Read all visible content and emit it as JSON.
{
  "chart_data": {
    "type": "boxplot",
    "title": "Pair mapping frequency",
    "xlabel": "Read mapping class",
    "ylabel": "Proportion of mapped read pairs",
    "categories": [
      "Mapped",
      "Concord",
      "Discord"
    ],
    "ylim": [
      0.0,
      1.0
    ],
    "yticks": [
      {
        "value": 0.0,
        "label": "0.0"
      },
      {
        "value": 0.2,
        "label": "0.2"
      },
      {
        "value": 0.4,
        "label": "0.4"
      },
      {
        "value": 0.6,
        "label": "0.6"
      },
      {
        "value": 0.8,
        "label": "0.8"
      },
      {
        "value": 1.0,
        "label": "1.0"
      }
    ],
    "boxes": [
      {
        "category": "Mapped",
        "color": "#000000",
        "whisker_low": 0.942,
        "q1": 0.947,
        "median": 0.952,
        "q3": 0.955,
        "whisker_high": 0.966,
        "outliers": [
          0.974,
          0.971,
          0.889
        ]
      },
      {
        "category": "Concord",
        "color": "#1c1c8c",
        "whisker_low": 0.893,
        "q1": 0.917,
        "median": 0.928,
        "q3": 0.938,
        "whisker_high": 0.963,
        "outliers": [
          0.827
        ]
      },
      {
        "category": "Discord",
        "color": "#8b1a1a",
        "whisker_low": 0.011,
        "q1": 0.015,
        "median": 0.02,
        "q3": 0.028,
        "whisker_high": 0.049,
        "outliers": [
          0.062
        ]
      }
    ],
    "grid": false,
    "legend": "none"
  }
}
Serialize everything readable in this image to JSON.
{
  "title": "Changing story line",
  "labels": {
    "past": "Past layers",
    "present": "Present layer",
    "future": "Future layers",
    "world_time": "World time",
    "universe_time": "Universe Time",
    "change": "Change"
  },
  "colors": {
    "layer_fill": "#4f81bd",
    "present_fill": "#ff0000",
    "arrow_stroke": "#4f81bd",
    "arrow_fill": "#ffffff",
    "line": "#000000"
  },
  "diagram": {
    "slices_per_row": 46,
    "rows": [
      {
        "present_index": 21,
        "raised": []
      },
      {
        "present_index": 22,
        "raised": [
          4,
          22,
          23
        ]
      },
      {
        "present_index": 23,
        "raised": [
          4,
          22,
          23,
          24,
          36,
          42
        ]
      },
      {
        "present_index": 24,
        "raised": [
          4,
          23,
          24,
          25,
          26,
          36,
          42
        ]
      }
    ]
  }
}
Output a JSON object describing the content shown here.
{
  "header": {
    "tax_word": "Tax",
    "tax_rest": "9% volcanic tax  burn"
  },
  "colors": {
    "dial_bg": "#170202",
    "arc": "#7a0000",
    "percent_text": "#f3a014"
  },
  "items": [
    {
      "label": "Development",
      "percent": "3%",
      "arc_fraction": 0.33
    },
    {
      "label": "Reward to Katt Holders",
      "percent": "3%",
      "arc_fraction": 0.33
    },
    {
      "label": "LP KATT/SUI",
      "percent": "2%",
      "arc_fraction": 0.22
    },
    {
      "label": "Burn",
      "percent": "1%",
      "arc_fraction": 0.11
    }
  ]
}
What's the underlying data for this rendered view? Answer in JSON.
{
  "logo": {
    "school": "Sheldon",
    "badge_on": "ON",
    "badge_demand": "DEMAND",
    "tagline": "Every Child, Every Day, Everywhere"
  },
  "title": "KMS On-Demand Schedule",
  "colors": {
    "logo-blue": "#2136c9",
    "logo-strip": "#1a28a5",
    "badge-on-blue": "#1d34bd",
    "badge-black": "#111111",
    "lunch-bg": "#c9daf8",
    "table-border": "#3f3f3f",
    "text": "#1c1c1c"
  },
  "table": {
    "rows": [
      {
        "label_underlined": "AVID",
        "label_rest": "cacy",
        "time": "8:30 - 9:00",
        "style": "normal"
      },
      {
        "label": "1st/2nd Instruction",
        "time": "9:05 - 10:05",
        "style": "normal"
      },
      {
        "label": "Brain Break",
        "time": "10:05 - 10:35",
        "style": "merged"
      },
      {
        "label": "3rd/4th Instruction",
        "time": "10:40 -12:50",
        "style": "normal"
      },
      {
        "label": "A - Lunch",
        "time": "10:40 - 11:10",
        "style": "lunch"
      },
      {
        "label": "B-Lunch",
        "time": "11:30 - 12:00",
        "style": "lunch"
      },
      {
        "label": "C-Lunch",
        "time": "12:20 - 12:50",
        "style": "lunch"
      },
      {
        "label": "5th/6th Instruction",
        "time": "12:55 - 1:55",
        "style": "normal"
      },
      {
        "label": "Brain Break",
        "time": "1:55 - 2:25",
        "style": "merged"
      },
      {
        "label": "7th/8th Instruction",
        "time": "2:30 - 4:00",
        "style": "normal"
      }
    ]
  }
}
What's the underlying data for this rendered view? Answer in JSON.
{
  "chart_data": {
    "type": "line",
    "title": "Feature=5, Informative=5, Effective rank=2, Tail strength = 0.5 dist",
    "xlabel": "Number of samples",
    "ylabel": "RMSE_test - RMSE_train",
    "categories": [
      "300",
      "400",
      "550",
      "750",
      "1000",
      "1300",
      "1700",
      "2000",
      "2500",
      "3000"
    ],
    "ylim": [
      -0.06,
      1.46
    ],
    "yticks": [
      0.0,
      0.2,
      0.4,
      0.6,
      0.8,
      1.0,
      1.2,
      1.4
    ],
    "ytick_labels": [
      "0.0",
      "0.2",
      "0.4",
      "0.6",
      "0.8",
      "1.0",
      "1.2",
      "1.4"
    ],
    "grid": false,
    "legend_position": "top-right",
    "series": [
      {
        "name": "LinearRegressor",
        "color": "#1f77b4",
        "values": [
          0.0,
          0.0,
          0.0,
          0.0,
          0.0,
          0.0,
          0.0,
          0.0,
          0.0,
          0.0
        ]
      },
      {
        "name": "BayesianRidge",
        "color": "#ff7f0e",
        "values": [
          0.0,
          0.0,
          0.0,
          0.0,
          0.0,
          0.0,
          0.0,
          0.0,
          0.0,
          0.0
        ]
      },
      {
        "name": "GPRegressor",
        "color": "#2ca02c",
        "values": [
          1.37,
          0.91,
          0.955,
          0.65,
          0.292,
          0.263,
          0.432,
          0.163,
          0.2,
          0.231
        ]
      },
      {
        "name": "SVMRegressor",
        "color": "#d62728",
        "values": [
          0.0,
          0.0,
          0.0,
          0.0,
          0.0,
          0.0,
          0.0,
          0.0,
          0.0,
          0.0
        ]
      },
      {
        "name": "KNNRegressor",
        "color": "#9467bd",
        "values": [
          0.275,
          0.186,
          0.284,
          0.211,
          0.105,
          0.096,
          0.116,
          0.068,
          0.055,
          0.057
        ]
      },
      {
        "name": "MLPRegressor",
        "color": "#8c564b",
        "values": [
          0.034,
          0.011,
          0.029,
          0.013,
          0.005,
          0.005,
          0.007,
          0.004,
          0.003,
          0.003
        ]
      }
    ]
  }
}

◆ **Task instructions**: Quote every record above exactly.

◆ **Exercise result**:
Read all visible content and emit it as JSON.
{
  "chart_data": {
    "type": "boxplot",
    "title": "Pair mapping frequency",
    "xlabel": "Read mapping class",
    "ylabel": "Proportion of mapped read pairs",
    "categories": [
      "Mapped",
      "Concord",
      "Discord"
    ],
    "ylim": [
      0.0,
      1.0
    ],
    "yticks": [
      {
        "value": 0.0,
        "label": "0.0"
      },
      {
        "value": 0.2,
        "label": "0.2"
      },
      {
        "value": 0.4,
        "label": "0.4"
      },
      {
        "value": 0.6,
        "label": "0.6"
      },
      {
        "value": 0.8,
        "label": "0.8"
      },
      {
        "value": 1.0,
        "label": "1.0"
      }
    ],
    "boxes": [
      {
        "category": "Mapped",
        "color": "#000000",
        "whisker_low": 0.942,
        "q1": 0.947,
        "median": 0.952,
        "q3": 0.955,
        "whisker_high": 0.966,
        "outliers": [
          0.974,
          0.971,
          0.889
        ]
      },
      {
        "category": "Concord",
        "color": "#1c1c8c",
        "whisker_low": 0.893,
        "q1": 0.917,
        "median": 0.928,
        "q3": 0.938,
        "whisker_high": 0.963,
        "outliers": [
          0.827
        ]
      },
      {
        "category": "Discord",
        "color": "#8b1a1a",
        "whisker_low": 0.011,
        "q1": 0.015,
        "median": 0.02,
        "q3": 0.028,
        "whisker_high": 0.049,
        "outliers": [
          0.062
        ]
      }
    ],
    "grid": false,
    "legend": "none"
  }
}
Serialize everything readable in this image to JSON.
{
  "title": "Changing story line",
  "labels": {
    "past": "Past layers",
    "present": "Present layer",
    "future": "Future layers",
    "world_time": "World time",
    "universe_time": "Universe Time",
    "change": "Change"
  },
  "colors": {
    "layer_fill": "#4f81bd",
    "present_fill": "#ff0000",
    "arrow_stroke": "#4f81bd",
    "arrow_fill": "#ffffff",
    "line": "#000000"
  },
  "diagram": {
    "slices_per_row": 46,
    "rows": [
      {
        "present_index": 21,
        "raised": []
      },
      {
        "present_index": 22,
        "raised": [
          4,
          22,
          23
        ]
      },
      {
        "present_index": 23,
        "raised": [
          4,
          22,
          23,
          24,
          36,
          42
        ]
      },
      {
        "present_index": 24,
        "raised": [
          4,
          23,
          24,
          25,
          26,
          36,
          42
        ]
      }
    ]
  }
}
Output a JSON object describing the content shown here.
{
  "header": {
    "tax_word": "Tax",
    "tax_rest": "9% volcanic tax  burn"
  },
  "colors": {
    "dial_bg": "#170202",
    "arc": "#7a0000",
    "percent_text": "#f3a014"
  },
  "items": [
    {
      "label": "Development",
      "percent": "3%",
      "arc_fraction": 0.33
    },
    {
      "label": "Reward to Katt Holders",
      "percent": "3%",
      "arc_fraction": 0.33
    },
    {
      "label": "LP KATT/SUI",
      "percent": "2%",
      "arc_fraction": 0.22
    },
    {
      "label": "Burn",
      "percent": "1%",
      "arc_fraction": 0.11
    }
  ]
}
What's the underlying data for this rendered view? Answer in JSON.
{
  "logo": {
    "school": "Sheldon",
    "badge_on": "ON",
    "badge_demand": "DEMAND",
    "tagline": "Every Child, Every Day, Everywhere"
  },
  "title": "KMS On-Demand Schedule",
  "colors": {
    "logo-blue": "#2136c9",
    "logo-strip": "#1a28a5",
    "badge-on-blue": "#1d34bd",
    "badge-black": "#111111",
    "lunch-bg": "#c9daf8",
    "table-border": "#3f3f3f",
    "text": "#1c1c1c"
  },
  "table": {
    "rows": [
      {
        "label_underlined": "AVID",
        "label_rest": "cacy",
        "time": "8:30 - 9:00",
        "style": "normal"
      },
      {
        "label": "1st/2nd Instruction",
        "time": "9:05 - 10:05",
        "style": "normal"
      },
      {
        "label": "Brain Break",
        "time": "10:05 - 10:35",
        "style": "merged"
      },
      {
        "label": "3rd/4th Instruction",
        "time": "10:40 -12:50",
        "style": "normal"
      },
      {
        "label": "A - Lunch",
        "time": "10:40 - 11:10",
        "style": "lunch"
      },
      {
        "label": "B-Lunch",
        "time": "11:30 - 12:00",
        "style": "lunch"
      },
      {
        "label": "C-Lunch",
        "time": "12:20 - 12:50",
        "style": "lunch"
      },
      {
        "label": "5th/6th Instruction",
        "time": "12:55 - 1:55",
        "style": "normal"
      },
      {
        "label": "Brain Break",
        "time": "1:55 - 2:25",
        "style": "merged"
      },
      {
        "label": "7th/8th Instruction",
        "time": "2:30 - 4:00",
        "style": "normal"
      }
    ]
  }
}
What's the underlying data for this rendered view? Answer in JSON.
{
  "chart_data": {
    "type": "line",
    "title": "Feature=5, Informative=5, Effective rank=2, Tail strength = 0.5 dist",
    "xlabel": "Number of samples",
    "ylabel": "RMSE_test - RMSE_train",
    "categories": [
      "300",
      "400",
      "550",
      "750",
      "1000",
      "1300",
      "1700",
      "2000",
      "2500",
      "3000"
    ],
    "ylim": [
      -0.06,
      1.46
    ],
    "yticks": [
      0.0,
      0.2,
      0.4,
      0.6,
      0.8,
      1.0,
      1.2,
      1.4
    ],
    "ytick_labels": [
      "0.0",
      "0.2",
      "0.4",
      "0.6",
      "0.8",
      "1.0",
      "1.2",
      "1.4"
    ],
    "grid": false,
    "legend_position": "top-right",
    "series": [
      {
        "name": "LinearRegressor",
        "color": "#1f77b4",
        "values": [
          0.0,
          0.0,
          0.0,
          0.0,
          0.0,
          0.0,
          0.0,
          0.0,
          0.0,
          0.0
        ]
      },
      {
        "name": "BayesianRidge",
        "color": "#ff7f0e",
        "values": [
          0.0,
          0.0,
          0.0,
          0.0,
          0.0,
          0.0,
          0.0,
          0.0,
          0.0,
          0.0
        ]
      },
      {
        "name": "GPRegressor",
        "color": "#2ca02c",
        "values": [
          1.37,
          0.91,
          0.955,
          0.65,
          0.292,
          0.263,
          0.432,
          0.163,
          0.2,
          0.231
        ]
      },
      {
        "name": "SVMRegressor",
        "color": "#d62728",
        "values": [
          0.0,
          0.0,
          0.0,
          0.0,
          0.0,
          0.0,
          0.0,
          0.0,
          0.0,
          0.0
        ]
      },
      {
        "name": "KNNRegressor",
        "color": "#9467bd",
        "values": [
          0.275,
          0.186,
          0.284,
          0.211,
          0.105,
          0.096,
          0.116,
          0.068,
          0.055,
          0.057
        ]
      },
      {
        "name": "MLPRegressor",
        "color": "#8c564b",
        "values": [
          0.034,
          0.011,
          0.029,
          0.013,
          0.005,
          0.005,
          0.007,
          0.004,
          0.003,
          0.003
        ]
      }
    ]
  }
}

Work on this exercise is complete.